◆ EXERCISE ◆
Return all lines in the material below that contain "JSON".

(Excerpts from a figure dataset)
------------------------------------------------

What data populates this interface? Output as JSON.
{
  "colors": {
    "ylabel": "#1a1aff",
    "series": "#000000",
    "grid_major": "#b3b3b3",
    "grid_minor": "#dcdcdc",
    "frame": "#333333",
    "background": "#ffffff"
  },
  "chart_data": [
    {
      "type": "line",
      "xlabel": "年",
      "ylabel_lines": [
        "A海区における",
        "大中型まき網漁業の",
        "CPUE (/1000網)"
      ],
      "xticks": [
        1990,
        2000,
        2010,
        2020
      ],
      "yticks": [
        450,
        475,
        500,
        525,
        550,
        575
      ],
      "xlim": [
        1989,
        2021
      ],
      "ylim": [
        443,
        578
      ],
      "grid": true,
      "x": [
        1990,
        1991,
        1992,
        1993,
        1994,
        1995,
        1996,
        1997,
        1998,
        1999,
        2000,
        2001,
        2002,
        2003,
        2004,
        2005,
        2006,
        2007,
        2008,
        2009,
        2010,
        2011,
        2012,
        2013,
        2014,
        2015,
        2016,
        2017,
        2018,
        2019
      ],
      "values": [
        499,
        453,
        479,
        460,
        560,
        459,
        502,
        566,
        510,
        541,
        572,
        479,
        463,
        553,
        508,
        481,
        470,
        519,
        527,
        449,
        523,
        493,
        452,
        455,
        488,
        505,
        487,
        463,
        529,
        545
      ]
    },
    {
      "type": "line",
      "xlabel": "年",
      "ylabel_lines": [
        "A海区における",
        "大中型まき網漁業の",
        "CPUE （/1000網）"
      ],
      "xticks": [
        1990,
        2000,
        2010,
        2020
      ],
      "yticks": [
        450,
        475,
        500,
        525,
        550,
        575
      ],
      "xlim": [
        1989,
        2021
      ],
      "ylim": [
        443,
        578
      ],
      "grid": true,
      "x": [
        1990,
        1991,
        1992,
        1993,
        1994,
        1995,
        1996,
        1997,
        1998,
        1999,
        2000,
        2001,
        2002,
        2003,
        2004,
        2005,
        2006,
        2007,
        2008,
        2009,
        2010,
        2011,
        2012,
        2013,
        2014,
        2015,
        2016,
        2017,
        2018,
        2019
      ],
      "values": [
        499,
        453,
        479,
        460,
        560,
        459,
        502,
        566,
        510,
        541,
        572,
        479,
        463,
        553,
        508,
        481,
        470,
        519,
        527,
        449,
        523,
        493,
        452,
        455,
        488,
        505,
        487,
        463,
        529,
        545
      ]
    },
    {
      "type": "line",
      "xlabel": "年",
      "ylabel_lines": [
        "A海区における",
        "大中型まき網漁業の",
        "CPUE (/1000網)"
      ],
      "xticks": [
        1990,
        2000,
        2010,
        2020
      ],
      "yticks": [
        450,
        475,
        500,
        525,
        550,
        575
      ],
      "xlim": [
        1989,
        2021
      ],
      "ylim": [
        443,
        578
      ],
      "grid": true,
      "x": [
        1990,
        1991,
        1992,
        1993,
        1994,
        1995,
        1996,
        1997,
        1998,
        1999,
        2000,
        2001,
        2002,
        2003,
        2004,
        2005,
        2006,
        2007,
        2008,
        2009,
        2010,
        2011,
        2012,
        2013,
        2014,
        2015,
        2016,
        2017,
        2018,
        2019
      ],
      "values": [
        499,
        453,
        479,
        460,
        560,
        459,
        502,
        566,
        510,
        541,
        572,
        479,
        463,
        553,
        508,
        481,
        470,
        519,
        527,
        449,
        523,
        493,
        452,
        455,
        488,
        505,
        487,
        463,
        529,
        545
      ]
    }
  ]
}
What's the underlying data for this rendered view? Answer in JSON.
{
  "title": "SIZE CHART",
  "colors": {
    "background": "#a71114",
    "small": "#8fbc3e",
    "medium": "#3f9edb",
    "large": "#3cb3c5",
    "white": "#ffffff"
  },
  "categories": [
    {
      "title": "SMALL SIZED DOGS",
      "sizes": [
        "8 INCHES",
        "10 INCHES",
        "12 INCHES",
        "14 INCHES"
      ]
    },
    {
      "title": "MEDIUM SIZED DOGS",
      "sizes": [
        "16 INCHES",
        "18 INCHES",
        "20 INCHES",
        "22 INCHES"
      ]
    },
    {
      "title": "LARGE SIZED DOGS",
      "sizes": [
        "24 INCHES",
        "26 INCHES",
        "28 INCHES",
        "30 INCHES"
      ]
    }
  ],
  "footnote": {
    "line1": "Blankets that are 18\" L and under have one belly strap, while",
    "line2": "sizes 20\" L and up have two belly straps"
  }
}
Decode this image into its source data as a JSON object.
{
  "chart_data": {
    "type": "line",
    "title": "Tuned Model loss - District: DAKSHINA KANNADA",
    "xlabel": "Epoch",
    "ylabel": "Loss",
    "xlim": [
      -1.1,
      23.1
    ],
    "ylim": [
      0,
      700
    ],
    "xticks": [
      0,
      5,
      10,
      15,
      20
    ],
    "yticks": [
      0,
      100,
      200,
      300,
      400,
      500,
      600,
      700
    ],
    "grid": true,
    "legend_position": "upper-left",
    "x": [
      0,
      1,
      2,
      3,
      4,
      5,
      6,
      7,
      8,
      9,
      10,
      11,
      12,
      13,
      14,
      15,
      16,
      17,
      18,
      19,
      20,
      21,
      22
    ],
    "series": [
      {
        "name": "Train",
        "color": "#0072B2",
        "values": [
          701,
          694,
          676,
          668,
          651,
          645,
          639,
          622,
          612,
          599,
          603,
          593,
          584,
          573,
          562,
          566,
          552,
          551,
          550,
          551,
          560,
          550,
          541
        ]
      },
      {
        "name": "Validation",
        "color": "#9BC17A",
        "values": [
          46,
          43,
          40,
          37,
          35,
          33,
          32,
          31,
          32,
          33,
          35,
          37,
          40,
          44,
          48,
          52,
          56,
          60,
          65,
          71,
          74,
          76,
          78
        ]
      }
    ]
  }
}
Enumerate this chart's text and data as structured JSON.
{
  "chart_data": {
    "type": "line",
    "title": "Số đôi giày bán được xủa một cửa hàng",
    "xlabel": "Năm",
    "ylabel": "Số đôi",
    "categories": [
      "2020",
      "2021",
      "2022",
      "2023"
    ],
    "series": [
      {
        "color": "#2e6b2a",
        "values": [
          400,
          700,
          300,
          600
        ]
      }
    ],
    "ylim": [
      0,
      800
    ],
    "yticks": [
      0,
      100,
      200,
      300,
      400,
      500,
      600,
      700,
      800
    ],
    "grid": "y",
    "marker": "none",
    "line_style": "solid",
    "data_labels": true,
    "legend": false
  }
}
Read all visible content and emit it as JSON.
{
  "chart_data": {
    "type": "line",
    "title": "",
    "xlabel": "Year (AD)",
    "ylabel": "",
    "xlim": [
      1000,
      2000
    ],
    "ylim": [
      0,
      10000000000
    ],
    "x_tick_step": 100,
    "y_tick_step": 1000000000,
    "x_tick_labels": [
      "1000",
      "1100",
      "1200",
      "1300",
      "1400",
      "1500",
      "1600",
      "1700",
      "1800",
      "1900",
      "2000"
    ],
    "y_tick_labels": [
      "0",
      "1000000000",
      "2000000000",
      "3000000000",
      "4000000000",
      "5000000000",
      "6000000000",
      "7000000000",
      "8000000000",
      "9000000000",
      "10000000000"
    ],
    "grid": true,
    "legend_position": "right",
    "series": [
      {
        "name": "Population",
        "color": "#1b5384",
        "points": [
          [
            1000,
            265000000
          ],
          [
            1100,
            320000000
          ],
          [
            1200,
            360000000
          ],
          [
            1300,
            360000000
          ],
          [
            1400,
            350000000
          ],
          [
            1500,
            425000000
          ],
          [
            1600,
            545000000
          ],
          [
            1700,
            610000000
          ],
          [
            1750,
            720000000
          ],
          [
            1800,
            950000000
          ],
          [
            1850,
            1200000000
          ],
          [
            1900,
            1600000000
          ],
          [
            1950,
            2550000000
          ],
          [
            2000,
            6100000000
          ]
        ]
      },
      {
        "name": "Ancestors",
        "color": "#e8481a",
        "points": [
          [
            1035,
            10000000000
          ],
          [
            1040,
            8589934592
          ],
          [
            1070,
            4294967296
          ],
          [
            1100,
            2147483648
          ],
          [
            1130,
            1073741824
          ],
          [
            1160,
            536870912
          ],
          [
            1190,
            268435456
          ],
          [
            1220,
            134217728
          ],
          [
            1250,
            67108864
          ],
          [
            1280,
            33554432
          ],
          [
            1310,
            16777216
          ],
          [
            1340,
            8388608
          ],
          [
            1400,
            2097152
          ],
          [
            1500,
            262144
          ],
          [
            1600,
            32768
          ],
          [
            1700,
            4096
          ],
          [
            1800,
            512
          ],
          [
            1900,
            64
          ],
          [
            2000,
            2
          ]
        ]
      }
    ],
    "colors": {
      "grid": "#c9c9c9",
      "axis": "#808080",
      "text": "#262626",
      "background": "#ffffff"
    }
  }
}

------------------------------------------------

◆ THE OUTPUT ◆
What data populates this interface? Output as JSON.
What's the underlying data for this rendered view? Answer in JSON.
Decode this image into its source data as a JSON object.
Enumerate this chart's text and data as structured JSON.
Read all visible content and emit it as JSON.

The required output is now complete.